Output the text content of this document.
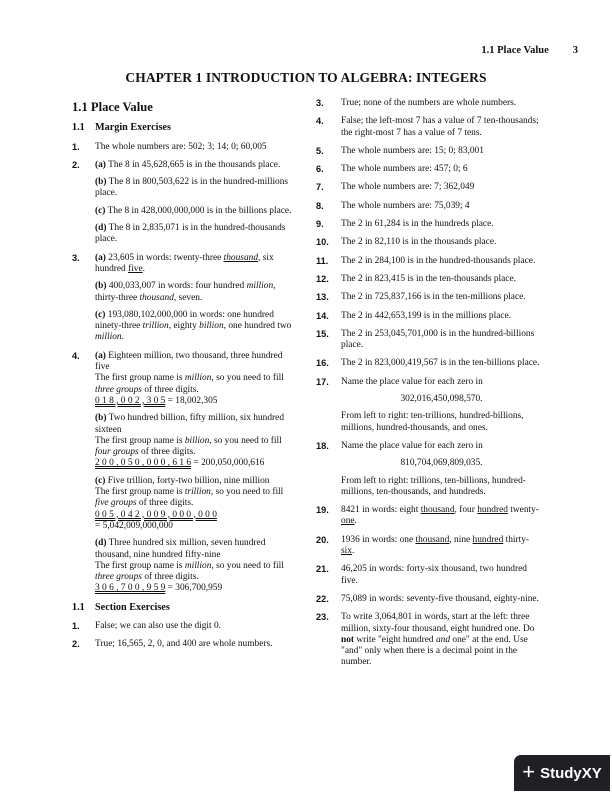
1.1 Place Value 3
CHAPTER 1 INTRODUCTION TO ALGEBRA: INTEGERS
1.1 Place Value
1.1 Margin Exercises
1. The whole numbers are: 502; 3; 14; 0; 60,005

2. (a) The 8 in 45,628,665 is in the thousands place.

(b) The 8 in 800,503,622 is in the hundred-millions place.

(c) The 8 in 428,000,000,000 is in the billions place.

(d) The 8 in 2,835,071 is in the hundred-thousands place.

3. (a) 23,605 in words: twenty-three thousand, six hundred five.

(b) 400,033,007 in words: four hundred million, thirty-three thousand, seven.

(c) 193,080,102,000,000 in words: one hundred ninety-three trillion, eighty billion, one hundred two million.

4. (a) Eighteen million, two thousand, three hundred five
The first group name is million, so you need to fill three groups of three digits.
0 1 8 , 0 0 2 , 3 0 5 = 18,002,305
(b) Two hundred billion, fifty million, six hundred sixteen
The first group name is billion, so you need to fill four groups of three digits.
2 0 0 , 0 5 0 , 0 0 0 , 6 1 6 = 200,050,000,616
(c) Five trillion, forty-two billion, nine million
The first group name is trillion, so you need to fill five groups of three digits.
0 0 5 , 0 4 2 , 0 0 9 , 0 0 0 , 0 0 0
= 5,042,009,000,000
(d) Three hundred six million, seven hundred thousand, nine hundred fifty-nine
The first group name is million, so you need to fill three groups of three digits.
3 0 6 , 7 0 0 , 9 5 9 = 306,700,959
1.1 Section Exercises
1. False; we can also use the digit 0.

2. True; 16,565, 2, 0, and 400 are whole numbers.

3. True; none of the numbers are whole numbers.

4. False; the left-most 7 has a value of 7 ten-thousands; the right-most 7 has a value of 7 tens.

5. The whole numbers are: 15; 0; 83,001

6. The whole numbers are: 457; 0; 6

7. The whole numbers are: 7; 362,049

8. The whole numbers are: 75,039; 4

9. The 2 in 61,284 is in the hundreds place.

10. The 2 in 82,110 is in the thousands place.

11. The 2 in 284,100 is in the hundred-thousands place.

12. The 2 in 823,415 is in the ten-thousands place.

13. The 2 in 725,837,166 is in the ten-millions place.

14. The 2 in 442,653,199 is in the millions place.

15. The 2 in 253,045,701,000 is in the hundred-billions place.

16. The 2 in 823,000,419,567 is in the ten-billions place.

17. Name the place value for each zero in

302,016,450,098,570.

From left to right: ten-trillions, hundred-billions, millions, hundred-thousands, and ones.

18. Name the place value for each zero in

810,704,069,809,035.

From left to right: trillions, ten-billions, hundred-millions, ten-thousands, and hundreds.

19. 8421 in words: eight thousand, four hundred twenty-one.

20. 1936 in words: one thousand, nine hundred thirty-six.

21. 46,205 in words: forty-six thousand, two hundred five.

22. 75,089 in words: seventy-five thousand, eighty-nine.

23. To write 3,064,801 in words, start at the left: three million, sixty-four thousand, eight hundred one. Do not write "eight hundred and one" at the end. Use "and" only when there is a decimal point in the number.

+ StudyXY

---*---

# WRITTEN TASK:
Repeat every record above exactly, but leave out any pictures.

# FULL RESPONSE:
Output the text content of this document.
1.1 Place Value 3
CHAPTER 1 INTRODUCTION TO ALGEBRA: INTEGERS
1.1 Place Value
1.1 Margin Exercises
1. The whole numbers are: 502; 3; 14; 0; 60,005

2. (a) The 8 in 45,628,665 is in the thousands place.

(b) The 8 in 800,503,622 is in the hundred-millions place.

(c) The 8 in 428,000,000,000 is in the billions place.

(d) The 8 in 2,835,071 is in the hundred-thousands place.

3. (a) 23,605 in words: twenty-three thousand, six hundred five.

(b) 400,033,007 in words: four hundred million, thirty-three thousand, seven.

(c) 193,080,102,000,000 in words: one hundred ninety-three trillion, eighty billion, one hundred two million.

4. (a) Eighteen million, two thousand, three hundred five
The first group name is million, so you need to fill three groups of three digits.
0 1 8 , 0 0 2 , 3 0 5 = 18,002,305
(b) Two hundred billion, fifty million, six hundred sixteen
The first group name is billion, so you need to fill four groups of three digits.
2 0 0 , 0 5 0 , 0 0 0 , 6 1 6 = 200,050,000,616
(c) Five trillion, forty-two billion, nine million
The first group name is trillion, so you need to fill five groups of three digits.
0 0 5 , 0 4 2 , 0 0 9 , 0 0 0 , 0 0 0
= 5,042,009,000,000
(d) Three hundred six million, seven hundred thousand, nine hundred fifty-nine
The first group name is million, so you need to fill three groups of three digits.
3 0 6 , 7 0 0 , 9 5 9 = 306,700,959
1.1 Section Exercises
1. False; we can also use the digit 0.

2. True; 16,565, 2, 0, and 400 are whole numbers.

3. True; none of the numbers are whole numbers.

4. False; the left-most 7 has a value of 7 ten-thousands; the right-most 7 has a value of 7 tens.

5. The whole numbers are: 15; 0; 83,001

6. The whole numbers are: 457; 0; 6

7. The whole numbers are: 7; 362,049

8. The whole numbers are: 75,039; 4

9. The 2 in 61,284 is in the hundreds place.

10. The 2 in 82,110 is in the thousands place.

11. The 2 in 284,100 is in the hundred-thousands place.

12. The 2 in 823,415 is in the ten-thousands place.

13. The 2 in 725,837,166 is in the ten-millions place.

14. The 2 in 442,653,199 is in the millions place.

15. The 2 in 253,045,701,000 is in the hundred-billions place.

16. The 2 in 823,000,419,567 is in the ten-billions place.

17. Name the place value for each zero in

302,016,450,098,570.

From left to right: ten-trillions, hundred-billions, millions, hundred-thousands, and ones.

18. Name the place value for each zero in

810,704,069,809,035.

From left to right: trillions, ten-billions, hundred-millions, ten-thousands, and hundreds.

19. 8421 in words: eight thousand, four hundred twenty-one.

20. 1936 in words: one thousand, nine hundred thirty-six.

21. 46,205 in words: forty-six thousand, two hundred five.

22. 75,089 in words: seventy-five thousand, eighty-nine.

23. To write 3,064,801 in words, start at the left: three million, sixty-four thousand, eight hundred one. Do not write "eight hundred and one" at the end. Use "and" only when there is a decimal point in the number.

+ StudyXY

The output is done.